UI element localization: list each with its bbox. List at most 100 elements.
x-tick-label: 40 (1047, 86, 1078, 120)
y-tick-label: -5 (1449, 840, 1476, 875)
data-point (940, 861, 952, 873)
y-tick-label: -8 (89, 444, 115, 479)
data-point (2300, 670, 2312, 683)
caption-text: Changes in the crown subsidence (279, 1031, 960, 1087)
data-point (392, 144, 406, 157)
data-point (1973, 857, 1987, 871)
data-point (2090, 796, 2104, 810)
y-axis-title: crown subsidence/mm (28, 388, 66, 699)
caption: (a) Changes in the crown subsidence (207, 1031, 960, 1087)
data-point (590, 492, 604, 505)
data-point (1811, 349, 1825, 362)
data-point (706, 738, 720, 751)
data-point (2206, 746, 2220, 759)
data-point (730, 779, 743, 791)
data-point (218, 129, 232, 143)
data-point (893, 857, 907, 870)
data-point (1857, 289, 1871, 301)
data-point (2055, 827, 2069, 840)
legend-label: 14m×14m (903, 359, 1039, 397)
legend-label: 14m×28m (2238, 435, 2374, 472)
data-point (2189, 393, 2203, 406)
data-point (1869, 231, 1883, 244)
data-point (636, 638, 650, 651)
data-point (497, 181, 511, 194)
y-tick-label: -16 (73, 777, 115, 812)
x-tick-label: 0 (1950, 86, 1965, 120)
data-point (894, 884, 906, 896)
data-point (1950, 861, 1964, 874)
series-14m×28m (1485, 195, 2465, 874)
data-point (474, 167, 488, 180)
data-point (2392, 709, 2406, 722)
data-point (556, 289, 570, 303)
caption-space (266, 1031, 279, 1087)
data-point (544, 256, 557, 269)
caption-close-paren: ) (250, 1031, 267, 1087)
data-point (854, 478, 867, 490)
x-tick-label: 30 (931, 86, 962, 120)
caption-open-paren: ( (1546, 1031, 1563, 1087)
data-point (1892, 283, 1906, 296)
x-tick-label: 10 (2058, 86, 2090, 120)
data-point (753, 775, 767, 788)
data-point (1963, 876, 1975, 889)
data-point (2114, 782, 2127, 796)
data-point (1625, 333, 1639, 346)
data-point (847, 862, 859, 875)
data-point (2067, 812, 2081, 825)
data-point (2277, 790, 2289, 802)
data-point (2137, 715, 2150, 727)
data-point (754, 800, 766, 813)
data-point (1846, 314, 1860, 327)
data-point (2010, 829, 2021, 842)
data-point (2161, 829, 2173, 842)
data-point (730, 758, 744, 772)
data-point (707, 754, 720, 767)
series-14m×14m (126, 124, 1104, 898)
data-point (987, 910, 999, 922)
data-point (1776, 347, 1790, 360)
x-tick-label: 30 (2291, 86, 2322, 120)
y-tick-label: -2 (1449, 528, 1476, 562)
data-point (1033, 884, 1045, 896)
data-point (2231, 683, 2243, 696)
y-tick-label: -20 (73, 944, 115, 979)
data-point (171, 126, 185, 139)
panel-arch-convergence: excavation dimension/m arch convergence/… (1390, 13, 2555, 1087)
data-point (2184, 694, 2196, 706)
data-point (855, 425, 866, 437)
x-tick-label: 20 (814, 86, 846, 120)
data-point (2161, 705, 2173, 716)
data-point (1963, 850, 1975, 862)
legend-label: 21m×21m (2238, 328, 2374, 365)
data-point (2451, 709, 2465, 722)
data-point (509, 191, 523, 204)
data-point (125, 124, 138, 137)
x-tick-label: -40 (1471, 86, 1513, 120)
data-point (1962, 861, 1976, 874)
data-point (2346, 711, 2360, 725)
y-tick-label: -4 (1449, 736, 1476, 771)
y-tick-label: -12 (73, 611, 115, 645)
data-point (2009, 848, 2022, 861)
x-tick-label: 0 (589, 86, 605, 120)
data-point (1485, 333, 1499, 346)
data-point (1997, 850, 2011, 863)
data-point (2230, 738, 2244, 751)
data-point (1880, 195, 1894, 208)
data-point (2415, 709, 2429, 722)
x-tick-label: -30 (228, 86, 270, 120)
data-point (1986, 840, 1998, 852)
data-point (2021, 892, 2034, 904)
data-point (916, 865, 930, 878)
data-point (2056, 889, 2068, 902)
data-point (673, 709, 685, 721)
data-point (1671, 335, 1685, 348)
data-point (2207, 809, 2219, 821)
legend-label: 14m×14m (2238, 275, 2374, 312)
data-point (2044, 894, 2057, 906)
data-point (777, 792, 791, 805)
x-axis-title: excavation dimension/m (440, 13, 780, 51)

* **Directions for this task**: Copy out every line of the records above without changing anything.

* **Task response**:
UI element localization: list each with its bbox. List at most 100 elements.
x-tick-label: 40 (1047, 86, 1078, 120)
y-tick-label: -5 (1449, 840, 1476, 875)
data-point (940, 861, 952, 873)
y-tick-label: -8 (89, 444, 115, 479)
data-point (2300, 670, 2312, 683)
caption-text: Changes in the crown subsidence (279, 1031, 960, 1087)
data-point (392, 144, 406, 157)
data-point (1973, 857, 1987, 871)
data-point (2090, 796, 2104, 810)
y-axis-title: crown subsidence/mm (28, 388, 66, 699)
caption: (a) Changes in the crown subsidence (207, 1031, 960, 1087)
data-point (590, 492, 604, 505)
data-point (1811, 349, 1825, 362)
data-point (706, 738, 720, 751)
data-point (2206, 746, 2220, 759)
data-point (730, 779, 743, 791)
data-point (218, 129, 232, 143)
data-point (893, 857, 907, 870)
data-point (1857, 289, 1871, 301)
data-point (2055, 827, 2069, 840)
legend-label: 14m×14m (903, 359, 1039, 397)
legend-label: 14m×28m (2238, 435, 2374, 472)
data-point (2189, 393, 2203, 406)
data-point (1869, 231, 1883, 244)
data-point (636, 638, 650, 651)
data-point (497, 181, 511, 194)
y-tick-label: -16 (73, 777, 115, 812)
x-tick-label: 0 (1950, 86, 1965, 120)
data-point (894, 884, 906, 896)
data-point (1950, 861, 1964, 874)
series-14m×28m (1485, 195, 2465, 874)
data-point (474, 167, 488, 180)
data-point (2392, 709, 2406, 722)
data-point (556, 289, 570, 303)
caption-space (266, 1031, 279, 1087)
data-point (544, 256, 557, 269)
caption-close-paren: ) (250, 1031, 267, 1087)
data-point (854, 478, 867, 490)
x-tick-label: 30 (931, 86, 962, 120)
caption-open-paren: ( (1546, 1031, 1563, 1087)
data-point (1892, 283, 1906, 296)
x-tick-label: 10 (2058, 86, 2090, 120)
data-point (753, 775, 767, 788)
data-point (1963, 876, 1975, 889)
data-point (2114, 782, 2127, 796)
data-point (1625, 333, 1639, 346)
data-point (847, 862, 859, 875)
data-point (2067, 812, 2081, 825)
data-point (2277, 790, 2289, 802)
data-point (2137, 715, 2150, 727)
data-point (754, 800, 766, 813)
data-point (1846, 314, 1860, 327)
data-point (2010, 829, 2021, 842)
data-point (2161, 829, 2173, 842)
data-point (730, 758, 744, 772)
data-point (707, 754, 720, 767)
series-14m×14m (126, 124, 1104, 898)
data-point (987, 910, 999, 922)
data-point (1776, 347, 1790, 360)
x-tick-label: 30 (2291, 86, 2322, 120)
y-tick-label: -2 (1449, 528, 1476, 562)
data-point (1033, 884, 1045, 896)
data-point (2231, 683, 2243, 696)
y-tick-label: -20 (73, 944, 115, 979)
data-point (171, 126, 185, 139)
panel-arch-convergence: excavation dimension/m arch convergence/… (1390, 13, 2555, 1087)
data-point (2184, 694, 2196, 706)
data-point (855, 425, 866, 437)
x-tick-label: 20 (814, 86, 846, 120)
data-point (2161, 705, 2173, 716)
data-point (1963, 850, 1975, 862)
legend-label: 21m×21m (2238, 328, 2374, 365)
data-point (2451, 709, 2465, 722)
data-point (509, 191, 523, 204)
data-point (125, 124, 138, 137)
x-tick-label: -40 (1471, 86, 1513, 120)
data-point (1962, 861, 1976, 874)
data-point (2346, 711, 2360, 725)
y-tick-label: -4 (1449, 736, 1476, 771)
y-tick-label: -12 (73, 611, 115, 645)
data-point (2009, 848, 2022, 861)
x-tick-label: 0 (589, 86, 605, 120)
data-point (1485, 333, 1499, 346)
data-point (1997, 850, 2011, 863)
data-point (2230, 738, 2244, 751)
data-point (1880, 195, 1894, 208)
data-point (2415, 709, 2429, 722)
x-tick-label: -30 (228, 86, 270, 120)
data-point (1986, 840, 1998, 852)
data-point (2021, 892, 2034, 904)
data-point (916, 865, 930, 878)
data-point (2056, 889, 2068, 902)
data-point (673, 709, 685, 721)
data-point (1671, 335, 1685, 348)
data-point (2207, 809, 2219, 821)
legend-label: 14m×14m (2238, 275, 2374, 312)
data-point (2044, 894, 2057, 906)
data-point (777, 792, 791, 805)
x-axis-title: excavation dimension/m (440, 13, 780, 51)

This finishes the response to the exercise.